◆ **What the task requires**
Verbatim output of all the material below is required.

-- Begin Dataset rows --

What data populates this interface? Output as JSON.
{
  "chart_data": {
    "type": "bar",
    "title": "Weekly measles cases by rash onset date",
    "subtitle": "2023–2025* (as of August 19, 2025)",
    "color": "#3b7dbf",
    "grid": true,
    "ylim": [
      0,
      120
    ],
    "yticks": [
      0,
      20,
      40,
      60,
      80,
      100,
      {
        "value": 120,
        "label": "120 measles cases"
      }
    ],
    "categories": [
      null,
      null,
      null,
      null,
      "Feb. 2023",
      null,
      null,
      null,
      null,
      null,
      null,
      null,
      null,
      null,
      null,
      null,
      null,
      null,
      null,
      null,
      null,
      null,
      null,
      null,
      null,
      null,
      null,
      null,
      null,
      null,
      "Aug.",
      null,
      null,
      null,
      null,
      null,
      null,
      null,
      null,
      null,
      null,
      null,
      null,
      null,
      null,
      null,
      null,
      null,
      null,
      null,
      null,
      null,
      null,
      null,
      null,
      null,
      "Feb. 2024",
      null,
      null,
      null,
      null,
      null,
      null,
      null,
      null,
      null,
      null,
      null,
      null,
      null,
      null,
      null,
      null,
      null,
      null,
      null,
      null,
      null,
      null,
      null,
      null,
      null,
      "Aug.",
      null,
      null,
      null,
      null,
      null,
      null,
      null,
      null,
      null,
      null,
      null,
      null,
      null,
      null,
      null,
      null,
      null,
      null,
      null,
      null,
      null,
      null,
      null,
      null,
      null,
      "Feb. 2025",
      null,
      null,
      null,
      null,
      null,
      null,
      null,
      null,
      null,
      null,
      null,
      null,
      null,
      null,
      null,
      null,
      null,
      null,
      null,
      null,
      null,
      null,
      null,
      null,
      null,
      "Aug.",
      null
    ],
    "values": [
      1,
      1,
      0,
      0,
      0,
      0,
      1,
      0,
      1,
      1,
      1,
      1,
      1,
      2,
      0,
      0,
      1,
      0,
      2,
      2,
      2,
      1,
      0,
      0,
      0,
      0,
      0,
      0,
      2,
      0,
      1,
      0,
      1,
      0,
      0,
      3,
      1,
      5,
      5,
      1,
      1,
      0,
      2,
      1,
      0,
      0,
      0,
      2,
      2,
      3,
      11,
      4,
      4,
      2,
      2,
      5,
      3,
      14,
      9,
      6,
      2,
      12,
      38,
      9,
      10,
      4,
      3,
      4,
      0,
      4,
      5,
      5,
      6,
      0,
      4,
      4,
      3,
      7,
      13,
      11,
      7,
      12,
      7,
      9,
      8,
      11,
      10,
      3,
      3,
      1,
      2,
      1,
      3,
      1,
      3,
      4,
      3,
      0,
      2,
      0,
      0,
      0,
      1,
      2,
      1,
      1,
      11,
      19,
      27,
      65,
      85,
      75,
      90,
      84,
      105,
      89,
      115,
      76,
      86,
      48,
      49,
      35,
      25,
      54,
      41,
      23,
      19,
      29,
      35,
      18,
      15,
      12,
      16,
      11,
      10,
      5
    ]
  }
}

-- End Dataset rows --

◆ **Response for this exercise**
What data populates this interface? Output as JSON.
{
  "chart_data": {
    "type": "bar",
    "title": "Weekly measles cases by rash onset date",
    "subtitle": "2023–2025* (as of August 19, 2025)",
    "color": "#3b7dbf",
    "grid": true,
    "ylim": [
      0,
      120
    ],
    "yticks": [
      0,
      20,
      40,
      60,
      80,
      100,
      {
        "value": 120,
        "label": "120 measles cases"
      }
    ],
    "categories": [
      null,
      null,
      null,
      null,
      "Feb. 2023",
      null,
      null,
      null,
      null,
      null,
      null,
      null,
      null,
      null,
      null,
      null,
      null,
      null,
      null,
      null,
      null,
      null,
      null,
      null,
      null,
      null,
      null,
      null,
      null,
      null,
      "Aug.",
      null,
      null,
      null,
      null,
      null,
      null,
      null,
      null,
      null,
      null,
      null,
      null,
      null,
      null,
      null,
      null,
      null,
      null,
      null,
      null,
      null,
      null,
      null,
      null,
      null,
      "Feb. 2024",
      null,
      null,
      null,
      null,
      null,
      null,
      null,
      null,
      null,
      null,
      null,
      null,
      null,
      null,
      null,
      null,
      null,
      null,
      null,
      null,
      null,
      null,
      null,
      null,
      null,
      "Aug.",
      null,
      null,
      null,
      null,
      null,
      null,
      null,
      null,
      null,
      null,
      null,
      null,
      null,
      null,
      null,
      null,
      null,
      null,
      null,
      null,
      null,
      null,
      null,
      null,
      null,
      "Feb. 2025",
      null,
      null,
      null,
      null,
      null,
      null,
      null,
      null,
      null,
      null,
      null,
      null,
      null,
      null,
      null,
      null,
      null,
      null,
      null,
      null,
      null,
      null,
      null,
      null,
      null,
      "Aug.",
      null
    ],
    "values": [
      1,
      1,
      0,
      0,
      0,
      0,
      1,
      0,
      1,
      1,
      1,
      1,
      1,
      2,
      0,
      0,
      1,
      0,
      2,
      2,
      2,
      1,
      0,
      0,
      0,
      0,
      0,
      0,
      2,
      0,
      1,
      0,
      1,
      0,
      0,
      3,
      1,
      5,
      5,
      1,
      1,
      0,
      2,
      1,
      0,
      0,
      0,
      2,
      2,
      3,
      11,
      4,
      4,
      2,
      2,
      5,
      3,
      14,
      9,
      6,
      2,
      12,
      38,
      9,
      10,
      4,
      3,
      4,
      0,
      4,
      5,
      5,
      6,
      0,
      4,
      4,
      3,
      7,
      13,
      11,
      7,
      12,
      7,
      9,
      8,
      11,
      10,
      3,
      3,
      1,
      2,
      1,
      3,
      1,
      3,
      4,
      3,
      0,
      2,
      0,
      0,
      0,
      1,
      2,
      1,
      1,
      11,
      19,
      27,
      65,
      85,
      75,
      90,
      84,
      105,
      89,
      115,
      76,
      86,
      48,
      49,
      35,
      25,
      54,
      41,
      23,
      19,
      29,
      35,
      18,
      15,
      12,
      16,
      11,
      10,
      5
    ]
  }
}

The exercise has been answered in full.